··· PROVIDED DATA ···
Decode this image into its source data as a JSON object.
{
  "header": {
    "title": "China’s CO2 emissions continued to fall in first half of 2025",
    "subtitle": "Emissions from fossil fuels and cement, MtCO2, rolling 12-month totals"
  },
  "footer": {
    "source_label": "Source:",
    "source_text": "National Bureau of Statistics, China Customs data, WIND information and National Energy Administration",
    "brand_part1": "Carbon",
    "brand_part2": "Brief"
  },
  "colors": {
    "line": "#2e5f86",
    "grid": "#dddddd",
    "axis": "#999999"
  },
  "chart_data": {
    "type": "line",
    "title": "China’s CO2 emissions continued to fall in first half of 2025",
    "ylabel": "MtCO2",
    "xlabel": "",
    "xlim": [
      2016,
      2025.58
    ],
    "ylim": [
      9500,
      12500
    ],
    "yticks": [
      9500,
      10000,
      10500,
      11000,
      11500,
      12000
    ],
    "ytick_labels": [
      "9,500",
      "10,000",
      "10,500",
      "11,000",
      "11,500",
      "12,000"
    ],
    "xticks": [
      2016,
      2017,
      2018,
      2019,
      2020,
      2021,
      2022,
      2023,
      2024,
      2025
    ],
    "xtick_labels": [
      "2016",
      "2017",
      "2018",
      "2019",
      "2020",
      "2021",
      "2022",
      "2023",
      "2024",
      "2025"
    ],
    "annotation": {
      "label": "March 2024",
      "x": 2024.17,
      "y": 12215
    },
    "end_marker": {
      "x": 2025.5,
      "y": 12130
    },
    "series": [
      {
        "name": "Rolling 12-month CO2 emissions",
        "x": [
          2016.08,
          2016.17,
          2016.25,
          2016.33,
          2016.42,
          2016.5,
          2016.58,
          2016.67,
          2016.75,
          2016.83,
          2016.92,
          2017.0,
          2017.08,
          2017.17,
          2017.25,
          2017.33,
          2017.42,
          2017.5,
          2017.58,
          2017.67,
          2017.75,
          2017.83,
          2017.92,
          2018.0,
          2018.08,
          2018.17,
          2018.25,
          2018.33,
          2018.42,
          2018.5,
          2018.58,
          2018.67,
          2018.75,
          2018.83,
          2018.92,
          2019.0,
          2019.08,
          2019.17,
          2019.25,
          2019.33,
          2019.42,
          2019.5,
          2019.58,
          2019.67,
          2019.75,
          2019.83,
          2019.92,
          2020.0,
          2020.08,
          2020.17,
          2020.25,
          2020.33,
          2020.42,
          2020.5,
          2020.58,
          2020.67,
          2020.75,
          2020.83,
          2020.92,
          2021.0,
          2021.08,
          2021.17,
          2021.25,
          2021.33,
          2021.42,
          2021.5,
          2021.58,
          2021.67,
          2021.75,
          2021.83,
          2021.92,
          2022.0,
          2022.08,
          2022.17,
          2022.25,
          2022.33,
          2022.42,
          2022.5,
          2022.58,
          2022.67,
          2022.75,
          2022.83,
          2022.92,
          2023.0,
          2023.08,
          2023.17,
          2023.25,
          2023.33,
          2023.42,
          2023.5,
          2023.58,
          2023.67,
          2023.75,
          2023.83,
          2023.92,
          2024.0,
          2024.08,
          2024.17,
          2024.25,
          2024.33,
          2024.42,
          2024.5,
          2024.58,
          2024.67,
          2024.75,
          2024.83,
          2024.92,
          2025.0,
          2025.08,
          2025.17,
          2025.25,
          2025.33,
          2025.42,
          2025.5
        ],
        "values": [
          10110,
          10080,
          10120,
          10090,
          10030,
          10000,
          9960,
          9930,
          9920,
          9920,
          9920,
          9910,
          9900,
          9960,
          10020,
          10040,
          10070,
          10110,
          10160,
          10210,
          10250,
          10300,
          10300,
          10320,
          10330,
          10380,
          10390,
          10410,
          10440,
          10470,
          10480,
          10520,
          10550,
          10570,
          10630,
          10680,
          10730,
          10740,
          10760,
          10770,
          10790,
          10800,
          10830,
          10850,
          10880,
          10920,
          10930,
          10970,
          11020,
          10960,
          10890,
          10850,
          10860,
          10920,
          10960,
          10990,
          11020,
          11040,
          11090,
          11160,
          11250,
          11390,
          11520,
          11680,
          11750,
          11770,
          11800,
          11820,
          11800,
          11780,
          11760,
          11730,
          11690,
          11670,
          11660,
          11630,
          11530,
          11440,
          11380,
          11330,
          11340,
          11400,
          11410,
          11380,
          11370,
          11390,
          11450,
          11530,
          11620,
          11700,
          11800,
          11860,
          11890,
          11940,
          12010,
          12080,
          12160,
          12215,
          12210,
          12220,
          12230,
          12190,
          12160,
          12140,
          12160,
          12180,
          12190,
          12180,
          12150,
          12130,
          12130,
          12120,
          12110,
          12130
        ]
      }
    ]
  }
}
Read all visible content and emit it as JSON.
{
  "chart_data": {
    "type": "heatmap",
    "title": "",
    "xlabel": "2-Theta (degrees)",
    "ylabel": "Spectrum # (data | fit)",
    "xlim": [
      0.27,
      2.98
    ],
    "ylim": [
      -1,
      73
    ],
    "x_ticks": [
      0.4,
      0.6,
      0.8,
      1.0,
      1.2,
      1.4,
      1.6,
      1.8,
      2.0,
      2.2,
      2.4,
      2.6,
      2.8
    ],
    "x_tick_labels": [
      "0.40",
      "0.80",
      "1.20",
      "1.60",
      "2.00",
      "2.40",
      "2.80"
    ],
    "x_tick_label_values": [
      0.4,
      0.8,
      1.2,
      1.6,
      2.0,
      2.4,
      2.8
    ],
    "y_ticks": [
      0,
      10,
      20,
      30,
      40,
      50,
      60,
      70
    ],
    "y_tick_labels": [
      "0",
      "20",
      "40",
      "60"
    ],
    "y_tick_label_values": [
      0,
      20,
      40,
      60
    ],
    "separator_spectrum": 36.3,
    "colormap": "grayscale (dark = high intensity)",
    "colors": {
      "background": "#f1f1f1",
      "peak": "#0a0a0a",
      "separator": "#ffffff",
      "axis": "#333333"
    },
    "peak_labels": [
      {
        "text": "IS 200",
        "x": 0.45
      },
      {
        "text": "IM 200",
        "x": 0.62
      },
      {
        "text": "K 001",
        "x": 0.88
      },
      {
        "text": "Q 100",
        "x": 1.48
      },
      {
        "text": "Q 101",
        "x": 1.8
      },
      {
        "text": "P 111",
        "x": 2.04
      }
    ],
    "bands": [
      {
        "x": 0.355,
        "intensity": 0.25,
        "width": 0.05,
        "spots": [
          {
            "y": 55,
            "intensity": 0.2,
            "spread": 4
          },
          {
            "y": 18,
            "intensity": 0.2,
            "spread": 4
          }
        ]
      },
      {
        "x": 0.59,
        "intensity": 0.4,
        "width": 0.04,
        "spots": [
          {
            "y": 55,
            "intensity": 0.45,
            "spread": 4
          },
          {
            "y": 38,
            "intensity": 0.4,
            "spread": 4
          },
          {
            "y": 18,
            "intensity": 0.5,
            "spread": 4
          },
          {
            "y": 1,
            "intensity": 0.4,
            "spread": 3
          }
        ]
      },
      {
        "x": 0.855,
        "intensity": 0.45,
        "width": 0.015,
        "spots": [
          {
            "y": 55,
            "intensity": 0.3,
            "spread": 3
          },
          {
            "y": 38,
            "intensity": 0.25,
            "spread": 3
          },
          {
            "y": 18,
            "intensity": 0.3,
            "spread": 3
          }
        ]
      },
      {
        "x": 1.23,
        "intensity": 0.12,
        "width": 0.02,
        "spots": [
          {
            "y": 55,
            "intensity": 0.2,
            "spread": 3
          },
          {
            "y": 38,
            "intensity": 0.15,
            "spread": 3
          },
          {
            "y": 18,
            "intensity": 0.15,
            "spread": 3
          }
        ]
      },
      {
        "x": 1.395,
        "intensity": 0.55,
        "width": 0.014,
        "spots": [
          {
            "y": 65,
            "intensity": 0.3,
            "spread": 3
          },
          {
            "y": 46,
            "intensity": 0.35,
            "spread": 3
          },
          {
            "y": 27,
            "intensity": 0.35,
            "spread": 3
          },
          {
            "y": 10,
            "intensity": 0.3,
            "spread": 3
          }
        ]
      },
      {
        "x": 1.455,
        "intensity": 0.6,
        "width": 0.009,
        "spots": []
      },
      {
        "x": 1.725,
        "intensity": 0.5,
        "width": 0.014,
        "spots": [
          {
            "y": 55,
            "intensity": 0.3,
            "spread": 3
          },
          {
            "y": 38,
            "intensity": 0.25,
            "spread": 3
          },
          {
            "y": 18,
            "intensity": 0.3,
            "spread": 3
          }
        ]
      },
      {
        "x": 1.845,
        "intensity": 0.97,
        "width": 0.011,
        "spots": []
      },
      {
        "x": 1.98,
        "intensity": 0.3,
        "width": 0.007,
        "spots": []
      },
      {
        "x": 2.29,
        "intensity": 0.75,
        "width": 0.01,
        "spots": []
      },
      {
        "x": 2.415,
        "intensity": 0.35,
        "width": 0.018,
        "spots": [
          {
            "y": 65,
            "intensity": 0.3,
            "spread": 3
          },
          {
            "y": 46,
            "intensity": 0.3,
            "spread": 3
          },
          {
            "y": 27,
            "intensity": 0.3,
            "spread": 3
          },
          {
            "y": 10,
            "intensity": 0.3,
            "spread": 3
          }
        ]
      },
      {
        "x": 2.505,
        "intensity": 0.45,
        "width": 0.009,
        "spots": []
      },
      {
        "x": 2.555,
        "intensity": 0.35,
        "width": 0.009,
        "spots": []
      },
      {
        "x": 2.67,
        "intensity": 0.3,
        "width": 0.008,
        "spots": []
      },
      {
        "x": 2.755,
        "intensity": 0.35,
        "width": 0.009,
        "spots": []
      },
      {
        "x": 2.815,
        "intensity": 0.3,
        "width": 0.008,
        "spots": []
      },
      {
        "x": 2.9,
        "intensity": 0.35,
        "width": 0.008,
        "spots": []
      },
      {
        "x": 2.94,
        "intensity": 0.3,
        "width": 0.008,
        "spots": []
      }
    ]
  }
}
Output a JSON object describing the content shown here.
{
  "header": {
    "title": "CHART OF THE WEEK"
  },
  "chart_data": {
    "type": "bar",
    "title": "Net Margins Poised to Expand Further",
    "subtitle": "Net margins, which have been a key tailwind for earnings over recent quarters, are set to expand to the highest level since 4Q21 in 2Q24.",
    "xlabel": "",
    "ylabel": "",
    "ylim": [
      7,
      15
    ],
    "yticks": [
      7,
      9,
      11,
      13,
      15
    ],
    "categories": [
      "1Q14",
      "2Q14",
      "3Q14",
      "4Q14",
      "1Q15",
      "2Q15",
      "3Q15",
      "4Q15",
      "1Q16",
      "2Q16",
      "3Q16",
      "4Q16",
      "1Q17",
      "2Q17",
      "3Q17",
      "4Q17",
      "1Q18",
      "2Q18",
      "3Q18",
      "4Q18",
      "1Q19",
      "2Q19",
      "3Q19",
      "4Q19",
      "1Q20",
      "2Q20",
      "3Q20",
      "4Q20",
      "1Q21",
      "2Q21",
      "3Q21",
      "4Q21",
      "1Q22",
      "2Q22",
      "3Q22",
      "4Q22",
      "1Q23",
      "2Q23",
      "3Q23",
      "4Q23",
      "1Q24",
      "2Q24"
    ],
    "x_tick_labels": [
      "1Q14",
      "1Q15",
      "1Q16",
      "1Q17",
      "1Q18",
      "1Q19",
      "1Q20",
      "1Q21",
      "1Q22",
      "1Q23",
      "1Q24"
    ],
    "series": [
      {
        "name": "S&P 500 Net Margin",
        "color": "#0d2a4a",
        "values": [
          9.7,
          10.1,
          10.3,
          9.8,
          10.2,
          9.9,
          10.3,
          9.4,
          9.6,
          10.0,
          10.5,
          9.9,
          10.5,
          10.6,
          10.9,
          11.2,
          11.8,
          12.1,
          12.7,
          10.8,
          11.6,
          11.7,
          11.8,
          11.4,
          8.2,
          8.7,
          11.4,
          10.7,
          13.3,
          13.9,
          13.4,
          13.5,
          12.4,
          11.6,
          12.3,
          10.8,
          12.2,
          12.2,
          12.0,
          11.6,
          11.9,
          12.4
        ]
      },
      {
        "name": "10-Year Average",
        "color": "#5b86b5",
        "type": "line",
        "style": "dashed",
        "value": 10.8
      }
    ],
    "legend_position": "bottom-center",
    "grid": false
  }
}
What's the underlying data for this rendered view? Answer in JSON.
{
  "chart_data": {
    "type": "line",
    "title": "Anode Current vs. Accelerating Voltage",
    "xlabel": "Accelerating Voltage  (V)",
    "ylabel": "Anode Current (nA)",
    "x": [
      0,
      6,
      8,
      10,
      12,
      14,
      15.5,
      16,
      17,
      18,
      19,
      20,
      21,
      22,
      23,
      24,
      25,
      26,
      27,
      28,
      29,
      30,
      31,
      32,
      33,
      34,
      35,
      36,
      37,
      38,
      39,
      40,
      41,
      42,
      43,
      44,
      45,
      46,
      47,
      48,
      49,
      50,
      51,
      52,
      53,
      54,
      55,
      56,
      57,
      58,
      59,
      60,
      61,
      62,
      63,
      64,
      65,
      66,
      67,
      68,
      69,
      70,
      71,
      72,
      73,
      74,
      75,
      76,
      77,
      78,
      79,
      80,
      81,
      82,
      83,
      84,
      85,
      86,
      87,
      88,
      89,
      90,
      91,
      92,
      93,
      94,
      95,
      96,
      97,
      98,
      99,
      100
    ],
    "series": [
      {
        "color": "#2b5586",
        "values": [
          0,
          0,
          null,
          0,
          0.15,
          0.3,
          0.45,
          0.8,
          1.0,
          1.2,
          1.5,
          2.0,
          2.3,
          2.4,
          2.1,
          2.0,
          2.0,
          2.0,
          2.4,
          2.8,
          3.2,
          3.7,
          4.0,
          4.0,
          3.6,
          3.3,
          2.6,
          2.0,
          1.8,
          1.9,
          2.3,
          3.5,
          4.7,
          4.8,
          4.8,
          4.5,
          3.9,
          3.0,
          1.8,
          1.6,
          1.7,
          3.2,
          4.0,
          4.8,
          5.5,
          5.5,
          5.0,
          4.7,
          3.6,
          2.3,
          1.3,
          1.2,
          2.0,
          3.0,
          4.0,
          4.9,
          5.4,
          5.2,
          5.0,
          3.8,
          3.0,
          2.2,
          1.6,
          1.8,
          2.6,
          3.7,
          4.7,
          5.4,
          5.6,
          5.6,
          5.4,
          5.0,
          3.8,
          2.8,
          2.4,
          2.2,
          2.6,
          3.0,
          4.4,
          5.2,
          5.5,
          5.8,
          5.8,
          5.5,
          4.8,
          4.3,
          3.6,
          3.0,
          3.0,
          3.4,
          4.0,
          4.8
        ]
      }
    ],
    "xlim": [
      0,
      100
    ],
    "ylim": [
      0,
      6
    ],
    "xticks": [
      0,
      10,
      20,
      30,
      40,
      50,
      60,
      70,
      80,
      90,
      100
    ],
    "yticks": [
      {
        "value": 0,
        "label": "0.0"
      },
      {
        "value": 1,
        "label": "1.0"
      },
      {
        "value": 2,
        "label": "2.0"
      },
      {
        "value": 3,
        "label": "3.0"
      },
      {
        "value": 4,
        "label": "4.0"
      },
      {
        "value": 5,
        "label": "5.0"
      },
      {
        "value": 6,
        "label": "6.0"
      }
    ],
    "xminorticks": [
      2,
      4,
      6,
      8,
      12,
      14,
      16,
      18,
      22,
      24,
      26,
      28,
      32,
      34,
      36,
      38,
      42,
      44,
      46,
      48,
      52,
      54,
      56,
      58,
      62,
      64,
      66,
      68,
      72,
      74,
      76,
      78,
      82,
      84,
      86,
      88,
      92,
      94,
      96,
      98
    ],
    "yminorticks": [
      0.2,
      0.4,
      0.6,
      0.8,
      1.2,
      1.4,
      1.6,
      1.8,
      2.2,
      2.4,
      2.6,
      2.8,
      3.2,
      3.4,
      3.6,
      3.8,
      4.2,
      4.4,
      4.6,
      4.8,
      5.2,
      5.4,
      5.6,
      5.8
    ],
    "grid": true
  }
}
···
REQUIREMENTS: From the listing, copy each line containing the word "ylabel".

ANSWER TO THE EXERCISE:
    "ylabel": "MtCO2",
    "ylabel": "Spectrum # (data | fit)",
    "ylabel": "",
    "ylabel": "Anode Current (nA)",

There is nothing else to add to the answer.